Objective: In the material below, find how many lines contain the string "items". Write only that number.

Record set:
------------------------------
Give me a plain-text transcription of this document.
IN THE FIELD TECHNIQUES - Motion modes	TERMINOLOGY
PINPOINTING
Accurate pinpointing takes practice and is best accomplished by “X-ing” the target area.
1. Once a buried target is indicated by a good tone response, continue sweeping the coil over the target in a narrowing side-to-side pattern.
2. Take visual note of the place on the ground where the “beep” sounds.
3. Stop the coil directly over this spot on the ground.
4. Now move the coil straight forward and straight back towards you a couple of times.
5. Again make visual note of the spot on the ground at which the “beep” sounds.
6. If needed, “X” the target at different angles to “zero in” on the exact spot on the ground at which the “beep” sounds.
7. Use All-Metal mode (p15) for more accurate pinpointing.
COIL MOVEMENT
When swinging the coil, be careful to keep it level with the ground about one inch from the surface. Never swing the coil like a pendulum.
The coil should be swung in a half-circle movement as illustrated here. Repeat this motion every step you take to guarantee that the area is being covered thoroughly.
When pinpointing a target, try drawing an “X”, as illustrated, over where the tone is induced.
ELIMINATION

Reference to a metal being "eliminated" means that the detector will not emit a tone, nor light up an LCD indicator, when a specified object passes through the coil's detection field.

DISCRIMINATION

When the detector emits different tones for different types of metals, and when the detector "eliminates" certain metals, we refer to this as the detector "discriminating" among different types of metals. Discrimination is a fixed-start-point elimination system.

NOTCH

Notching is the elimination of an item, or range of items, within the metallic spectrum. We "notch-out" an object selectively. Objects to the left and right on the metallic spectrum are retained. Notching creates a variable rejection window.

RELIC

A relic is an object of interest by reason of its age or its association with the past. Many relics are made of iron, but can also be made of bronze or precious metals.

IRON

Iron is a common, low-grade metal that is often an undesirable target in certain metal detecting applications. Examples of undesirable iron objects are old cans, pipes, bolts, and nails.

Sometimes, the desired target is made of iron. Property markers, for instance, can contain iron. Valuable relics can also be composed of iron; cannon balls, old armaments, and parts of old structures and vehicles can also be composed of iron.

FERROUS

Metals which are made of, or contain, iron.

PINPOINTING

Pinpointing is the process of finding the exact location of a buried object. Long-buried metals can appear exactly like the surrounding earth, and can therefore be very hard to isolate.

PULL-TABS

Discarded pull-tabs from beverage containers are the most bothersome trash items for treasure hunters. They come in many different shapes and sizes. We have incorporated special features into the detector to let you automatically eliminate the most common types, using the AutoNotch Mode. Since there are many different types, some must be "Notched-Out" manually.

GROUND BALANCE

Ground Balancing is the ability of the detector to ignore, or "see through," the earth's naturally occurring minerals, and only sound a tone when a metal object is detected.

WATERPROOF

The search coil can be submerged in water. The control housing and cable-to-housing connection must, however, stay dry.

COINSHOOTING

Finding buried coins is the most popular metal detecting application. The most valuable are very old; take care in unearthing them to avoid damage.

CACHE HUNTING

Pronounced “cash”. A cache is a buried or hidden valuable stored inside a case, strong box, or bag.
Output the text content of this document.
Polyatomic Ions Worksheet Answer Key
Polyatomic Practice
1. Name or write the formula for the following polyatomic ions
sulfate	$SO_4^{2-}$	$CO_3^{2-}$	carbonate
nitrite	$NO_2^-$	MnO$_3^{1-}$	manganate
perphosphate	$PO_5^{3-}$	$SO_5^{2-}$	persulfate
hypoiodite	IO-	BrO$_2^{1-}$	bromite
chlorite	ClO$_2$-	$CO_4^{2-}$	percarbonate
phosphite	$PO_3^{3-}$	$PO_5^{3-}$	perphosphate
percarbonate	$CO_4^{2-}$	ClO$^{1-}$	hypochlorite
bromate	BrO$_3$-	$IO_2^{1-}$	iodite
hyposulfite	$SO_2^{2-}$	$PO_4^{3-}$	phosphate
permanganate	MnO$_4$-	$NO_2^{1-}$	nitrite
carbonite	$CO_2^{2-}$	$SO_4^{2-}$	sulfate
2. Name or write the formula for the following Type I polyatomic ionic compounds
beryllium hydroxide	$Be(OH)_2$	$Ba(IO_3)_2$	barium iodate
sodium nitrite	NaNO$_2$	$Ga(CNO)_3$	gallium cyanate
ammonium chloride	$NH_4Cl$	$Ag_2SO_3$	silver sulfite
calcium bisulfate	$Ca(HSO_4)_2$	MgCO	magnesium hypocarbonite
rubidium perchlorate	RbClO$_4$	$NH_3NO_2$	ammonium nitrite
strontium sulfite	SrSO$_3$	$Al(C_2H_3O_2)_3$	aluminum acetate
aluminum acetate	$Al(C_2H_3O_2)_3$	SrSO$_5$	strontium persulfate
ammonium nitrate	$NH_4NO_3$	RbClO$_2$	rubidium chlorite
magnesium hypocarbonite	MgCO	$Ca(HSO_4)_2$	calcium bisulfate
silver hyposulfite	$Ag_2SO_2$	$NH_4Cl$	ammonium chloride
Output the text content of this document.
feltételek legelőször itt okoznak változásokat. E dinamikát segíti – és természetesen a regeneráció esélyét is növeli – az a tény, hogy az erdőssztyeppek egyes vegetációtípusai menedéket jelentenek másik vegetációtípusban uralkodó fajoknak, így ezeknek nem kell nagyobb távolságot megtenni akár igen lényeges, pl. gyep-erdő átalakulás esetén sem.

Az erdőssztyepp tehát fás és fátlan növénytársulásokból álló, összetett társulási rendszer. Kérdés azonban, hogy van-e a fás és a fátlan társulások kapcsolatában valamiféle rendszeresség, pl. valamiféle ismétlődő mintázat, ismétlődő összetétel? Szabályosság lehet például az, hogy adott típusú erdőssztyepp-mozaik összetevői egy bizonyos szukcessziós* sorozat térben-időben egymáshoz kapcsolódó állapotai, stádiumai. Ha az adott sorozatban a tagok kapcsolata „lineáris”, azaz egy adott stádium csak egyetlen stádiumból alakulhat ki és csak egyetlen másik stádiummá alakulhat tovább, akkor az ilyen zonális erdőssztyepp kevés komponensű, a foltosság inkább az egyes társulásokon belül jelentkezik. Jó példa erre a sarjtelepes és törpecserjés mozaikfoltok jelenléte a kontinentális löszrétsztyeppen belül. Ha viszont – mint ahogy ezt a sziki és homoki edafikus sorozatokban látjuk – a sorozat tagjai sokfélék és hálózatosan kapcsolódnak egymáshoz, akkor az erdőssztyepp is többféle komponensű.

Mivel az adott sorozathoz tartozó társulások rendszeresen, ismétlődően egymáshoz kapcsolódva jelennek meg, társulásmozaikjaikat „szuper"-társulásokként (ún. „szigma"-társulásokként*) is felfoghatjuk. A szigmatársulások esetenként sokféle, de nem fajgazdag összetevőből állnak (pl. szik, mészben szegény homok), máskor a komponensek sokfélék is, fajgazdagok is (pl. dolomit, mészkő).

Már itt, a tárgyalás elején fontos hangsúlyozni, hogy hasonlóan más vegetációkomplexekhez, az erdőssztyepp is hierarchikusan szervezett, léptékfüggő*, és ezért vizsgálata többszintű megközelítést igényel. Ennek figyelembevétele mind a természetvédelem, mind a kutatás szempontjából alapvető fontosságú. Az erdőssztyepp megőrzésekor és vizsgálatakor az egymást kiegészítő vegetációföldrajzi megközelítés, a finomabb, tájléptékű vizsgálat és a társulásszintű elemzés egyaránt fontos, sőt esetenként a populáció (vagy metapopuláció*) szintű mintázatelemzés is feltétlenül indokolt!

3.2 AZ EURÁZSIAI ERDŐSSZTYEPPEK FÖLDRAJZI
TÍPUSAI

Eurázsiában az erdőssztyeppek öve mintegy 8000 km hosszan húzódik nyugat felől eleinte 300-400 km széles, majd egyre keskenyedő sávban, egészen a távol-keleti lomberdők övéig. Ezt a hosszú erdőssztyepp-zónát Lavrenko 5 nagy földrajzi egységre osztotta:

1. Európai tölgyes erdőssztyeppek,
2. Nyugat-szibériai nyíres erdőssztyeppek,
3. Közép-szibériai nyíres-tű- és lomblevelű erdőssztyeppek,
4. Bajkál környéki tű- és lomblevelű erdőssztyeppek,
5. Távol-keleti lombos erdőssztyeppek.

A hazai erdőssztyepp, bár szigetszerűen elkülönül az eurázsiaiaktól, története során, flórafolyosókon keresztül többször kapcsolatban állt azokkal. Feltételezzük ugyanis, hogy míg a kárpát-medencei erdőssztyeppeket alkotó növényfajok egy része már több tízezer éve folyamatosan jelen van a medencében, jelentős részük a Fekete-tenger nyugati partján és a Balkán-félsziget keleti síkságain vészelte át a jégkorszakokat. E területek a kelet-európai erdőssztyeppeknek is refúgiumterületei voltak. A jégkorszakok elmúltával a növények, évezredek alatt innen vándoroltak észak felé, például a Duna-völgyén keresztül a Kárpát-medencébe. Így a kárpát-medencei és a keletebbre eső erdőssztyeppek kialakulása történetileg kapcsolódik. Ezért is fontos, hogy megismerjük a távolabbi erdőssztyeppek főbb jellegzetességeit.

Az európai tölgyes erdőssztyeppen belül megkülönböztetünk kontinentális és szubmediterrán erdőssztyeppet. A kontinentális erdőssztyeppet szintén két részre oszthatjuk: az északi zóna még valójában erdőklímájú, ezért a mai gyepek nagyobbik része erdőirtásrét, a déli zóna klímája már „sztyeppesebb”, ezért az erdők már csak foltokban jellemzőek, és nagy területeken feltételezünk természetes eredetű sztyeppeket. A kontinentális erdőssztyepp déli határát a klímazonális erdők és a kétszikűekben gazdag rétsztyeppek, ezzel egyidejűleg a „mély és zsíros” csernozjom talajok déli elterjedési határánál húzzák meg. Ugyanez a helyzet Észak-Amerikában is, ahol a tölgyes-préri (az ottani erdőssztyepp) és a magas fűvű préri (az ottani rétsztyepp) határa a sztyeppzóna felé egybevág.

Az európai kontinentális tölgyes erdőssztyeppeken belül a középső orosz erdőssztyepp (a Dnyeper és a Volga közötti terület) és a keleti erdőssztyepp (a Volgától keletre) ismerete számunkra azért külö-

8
------------------------------
Reply: 2